## Directions
1 > From the MTEB missing-splits patch, reproduce the part that opens with the words containing "Co-authored-by: Isaac Chung" and closes with "insertions(+), 14 deletions(-)".
2 > Answer these questions about the MTEB missing-splits patch:
(a) Who is named as co-author of the patch?
(b) How many insertions and how many deletions does the file summary report?
(c) What does `_get_missing_splits` return when `existing_results` is None?
3 > Pick up the MTEB missing-splits patch where it stops and continue it.

## Document excerpt
##########
From 2f421624f335f370840f32586bf04005595a9dfe Mon Sep 17 00:00:00 2001
From: Thivyanth <thivyanth2004@gmail.com>
Date: Wed, 27 Nov 2024 05:08:25 +0530
Subject: [PATCH] fix: evaluate missing splits (#1268)

* implement partial evaluation for missing splits

* lint

* requested changes done from scratch

* test for missing split evaluation added

* uncomment test

* lint

* avoid circular import

* use TaskResult

* skip tests for now

---------

Co-authored-by: Isaac Chung <chungisaac1217@gmail.com>
---
 mteb/evaluation/MTEB.py                       | 110 +++++++++++++++---
 .../test_evaluation/test_split_evaluation.py  |  92 +++++++++++++++
 2 files changed, 188 insertions(+), 14 deletions(-)
 create mode 100644 tests/test_evaluation/test_split_evaluation.py

diff --git a/mteb/evaluation/MTEB.py b/mteb/evaluation/MTEB.py
index 05a3c02ba..5ad933559 100644
--- a/mteb/evaluation/MTEB.py
+++ b/mteb/evaluation/MTEB.py
@@ -5,7 +5,7 @@
 import os
 import traceback
 from collections.abc import Iterable
-from copy import copy
+from copy import copy, deepcopy
 from datetime import datetime
 from itertools import chain
 from pathlib import Path
@@ -15,6 +15,7 @@
 import datasets
 from sentence_transformers import SentenceTransformer
 
+from mteb.abstasks.AbsTask import ScoresDict
 from mteb.encoder_interface import Encoder
 from mteb.model_meta import ModelMeta
 from mteb.models import model_meta_from_sentence_transformers
@@ -85,6 +86,8 @@ def __init__(
         self._version = version
         self.err_logs_path = err_logs_path
 
+        self.last_evaluated_splits = {}
+
         self.select_tasks(**kwargs)
 
     def deprecation_warning(
@@ -308,6 +311,59 @@ def _run_eval(
         tock = time()
         return results, tick, tock
 
+    @staticmethod
+    def _get_missing_splits(
+        existing_results: TaskResult | None, task_eval_splits: list[str], task: AbsTask
+    ) -> list[str]:
+        if existing_results is None:
+            return task_eval_splits
+
+        missing_splits = []
+        for split in task_eval_splits:
+            if split not in existing_results.scores:
+                missing_splits.append(split)
+            elif not existing_results.scores[
+                split
+            ]:  # Check if the split has any scores
+                missing_splits.append(split)
+
+        return missing_splits
+
+    @staticmethod
+    def _merge_results(
+        existing_results: TaskResult, new_results: TaskResult
+    ) -> TaskResult:
+        merged_scores = existing_results.scores.copy()
+
+        for split, scores in new_results.scores.items():
+            if split in merged_scores:
+                merged_scores[split] = MTEB._merge_split_scores(
+                    merged_scores[split], scores
+                )
##########
## Data

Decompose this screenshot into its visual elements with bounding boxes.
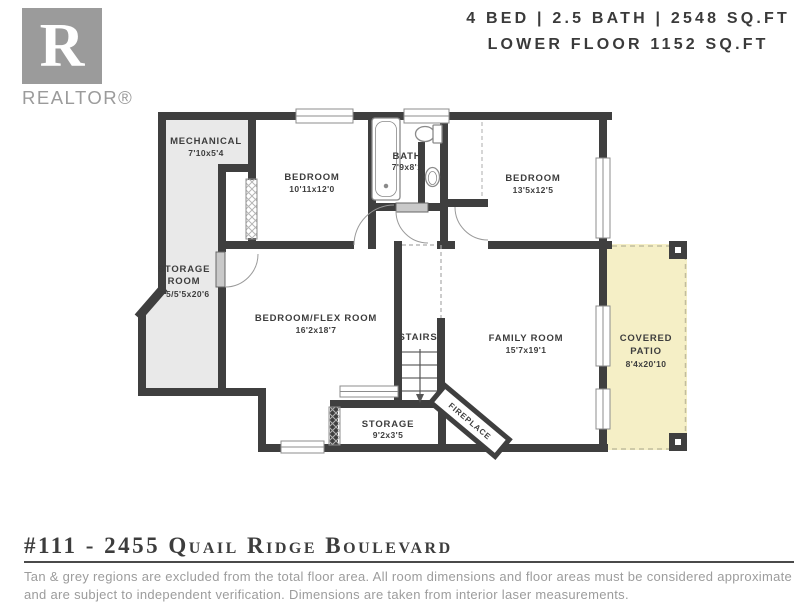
##########
## Response list
1 >
Co-authored-by: Isaac Chung <chungisaac1217@gmail.com>
---
 mteb/evaluation/MTEB.py                       | 110 +++++++++++++++---
 .../test_evaluation/test_split_evaluation.py  |  92 +++++++++++++++
 2 files changed, 188 insertions(+), 14 deletions(-)

2 >
(a) Isaac Chung
(b) 188 insertions and 14 deletions
(c) It returns `task_eval_splits`.

3 >
+            else:
+                merged_scores[split] = scores
+
+        merged_results = TaskResult(
+            dataset_revision=existing_results.dataset_revision,
+            task_name=existing_results.task_name,
+            mteb_version=existing_results.mteb_version,
+            scores=merged_scores,
+            evaluation_time=existing_results.evaluation_time
+            + new_results.evaluation_time,
+            kg_co2_emissions=existing_results.kg_co2_emissions,
+        )
+
+        return merged_results
+
+    @staticmethod
+    def _merge_split_scores(
+        existing_scores: list[ScoresDict], new_scores: list[ScoresDict]
+    ) -> list[ScoresDict]:
+        merged = {score["hf_subset"]: score for score in existing_scores}
+        for score in new_scores:
+            merged[score["hf_subset"]] = score
+        return list(merged.values())
+
     def run(
         self,
         model: SentenceTransformer | Encoder,
@@ -379,15 +435,16 @@ def run(
         original_tasks = (
             self.tasks.copy()
         )  # save them in case we re-use the object (e.g. for reranking)
+        self.last_evaluated_splits = {}
         while len(self.tasks) > 0:
             task = self.tasks[0]
             logger.info(
                 f"\n\n********************** Evaluating {task.metadata.name} **********************"
             )
 
-            # skip evaluation if results folder exists and overwrite_results is False
             if output_path:
                 save_path = output_path / f"{task.metadata.name}{task.save_suffix}.json"
+                existing_results = None
                 if save_path.exists() and not overwrite_results:
                     logger.info(
                         f"{task.metadata.name} results already exists. Loading results from disk. Set overwrite_results=True to overwrite."
@@ -396,13 +453,29 @@ def run(
                     evaluation_results.append(mteb_results)
                     del self.tasks[0]  # empty memory
                     continue
-            try:
+
                 task_eval_splits = (
                     eval_splits if eval_splits is not None else task.eval_splits
                 )
+                missing_splits = self._get_missing_splits(
+                    existing_results, task_eval_splits, task
+                )
 
-                # load data
-                logger.info(f"Loading dataset for {task.metadata_dict['name']}")
+                if not missing_splits and existing_results:
+                    logger.info(
+                        f"{task.metadata.name} results already exist. Loading results from disk."
+                    )
+                    evaluation_results.append(existing_results)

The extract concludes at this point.